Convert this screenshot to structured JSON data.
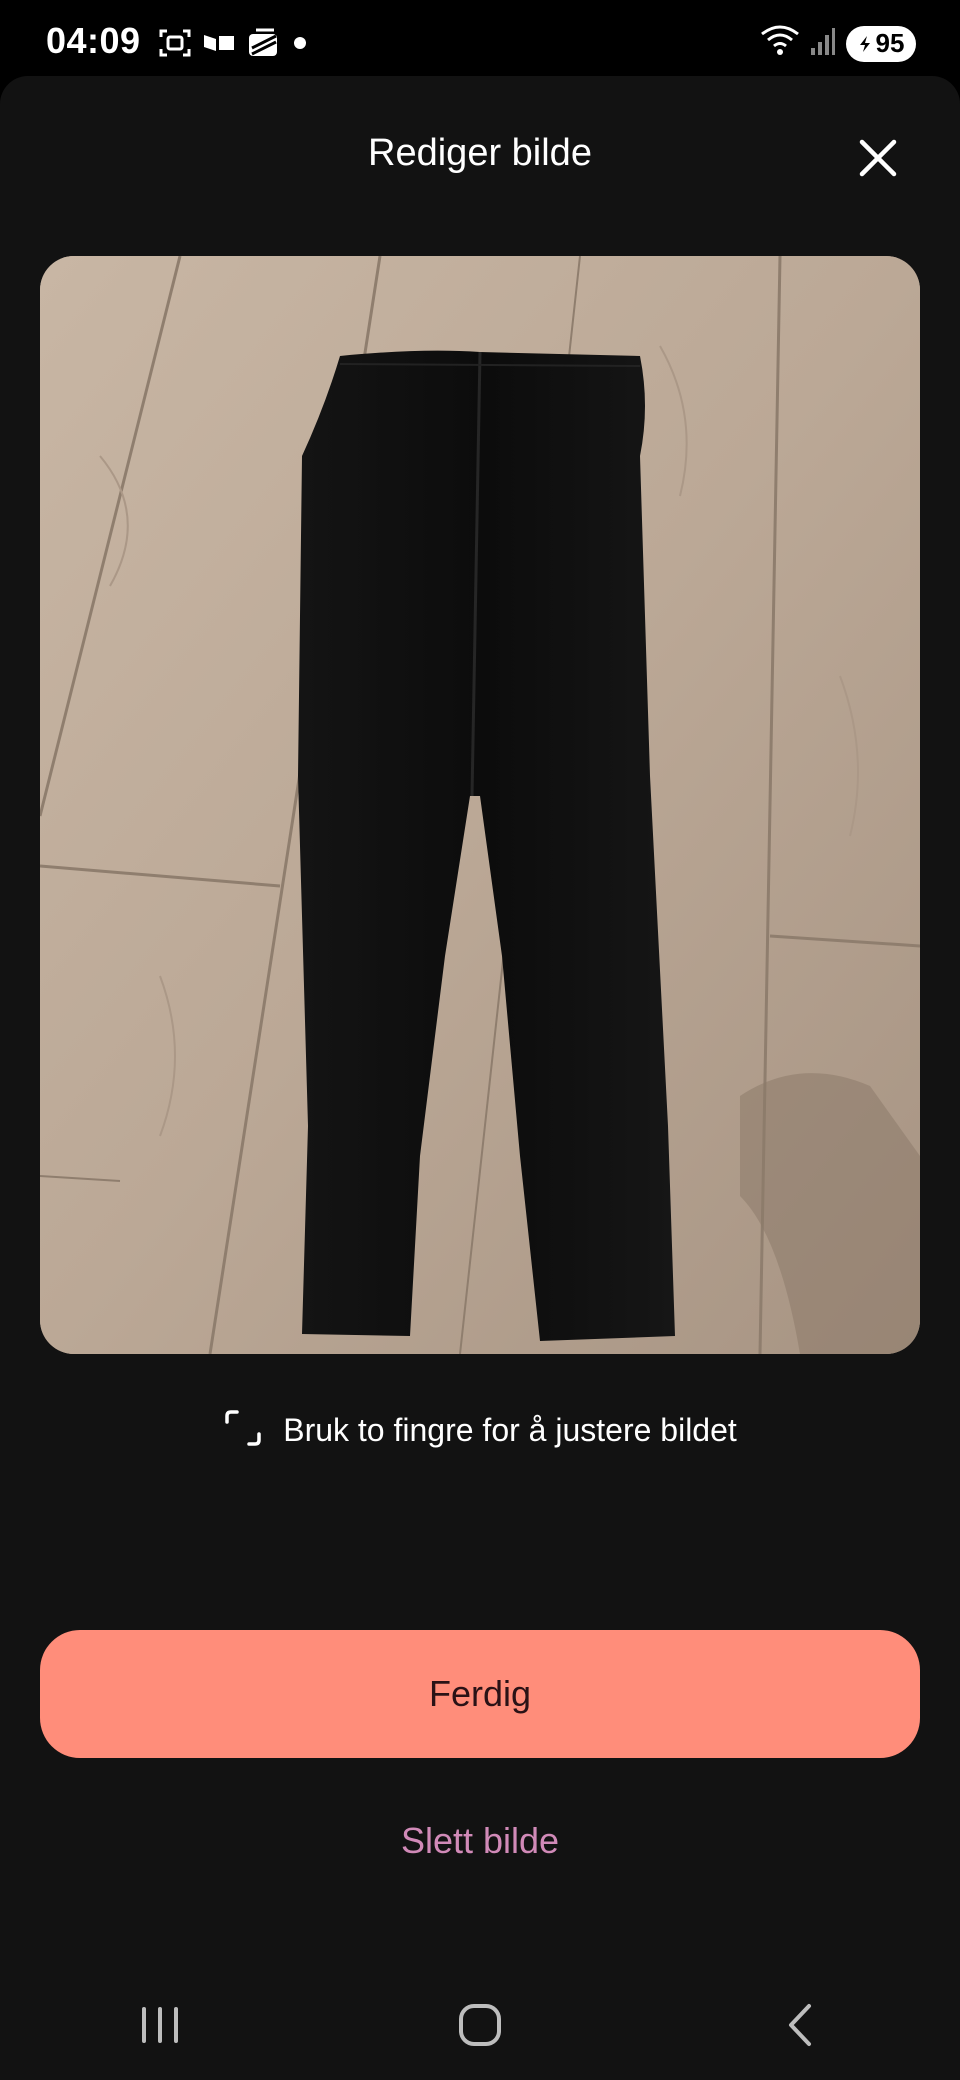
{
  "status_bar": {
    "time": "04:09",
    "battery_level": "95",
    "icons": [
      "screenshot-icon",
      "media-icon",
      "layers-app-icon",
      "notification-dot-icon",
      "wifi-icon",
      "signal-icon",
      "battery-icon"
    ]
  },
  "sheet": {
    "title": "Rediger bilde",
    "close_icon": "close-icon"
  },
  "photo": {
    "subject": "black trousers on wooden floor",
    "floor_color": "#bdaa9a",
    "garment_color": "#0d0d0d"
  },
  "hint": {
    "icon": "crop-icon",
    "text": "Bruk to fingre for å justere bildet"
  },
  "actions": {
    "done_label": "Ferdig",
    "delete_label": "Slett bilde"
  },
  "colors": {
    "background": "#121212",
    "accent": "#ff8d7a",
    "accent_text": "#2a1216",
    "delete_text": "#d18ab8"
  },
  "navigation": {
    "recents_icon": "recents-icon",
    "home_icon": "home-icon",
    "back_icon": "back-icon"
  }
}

++++

Leave every image out, and retype the material exactly.

Convert this screenshot to structured JSON data.
{
  "status_bar": {
    "time": "04:09",
    "battery_level": "95",
    "icons": [
      "screenshot-icon",
      "media-icon",
      "layers-app-icon",
      "notification-dot-icon",
      "wifi-icon",
      "signal-icon",
      "battery-icon"
    ]
  },
  "sheet": {
    "title": "Rediger bilde",
    "close_icon": "close-icon"
  },
  "photo": {
    "subject": "black trousers on wooden floor",
    "floor_color": "#bdaa9a",
    "garment_color": "#0d0d0d"
  },
  "hint": {
    "icon": "crop-icon",
    "text": "Bruk to fingre for å justere bildet"
  },
  "actions": {
    "done_label": "Ferdig",
    "delete_label": "Slett bilde"
  },
  "colors": {
    "background": "#121212",
    "accent": "#ff8d7a",
    "accent_text": "#2a1216",
    "delete_text": "#d18ab8"
  },
  "navigation": {
    "recents_icon": "recents-icon",
    "home_icon": "home-icon",
    "back_icon": "back-icon"
  }
}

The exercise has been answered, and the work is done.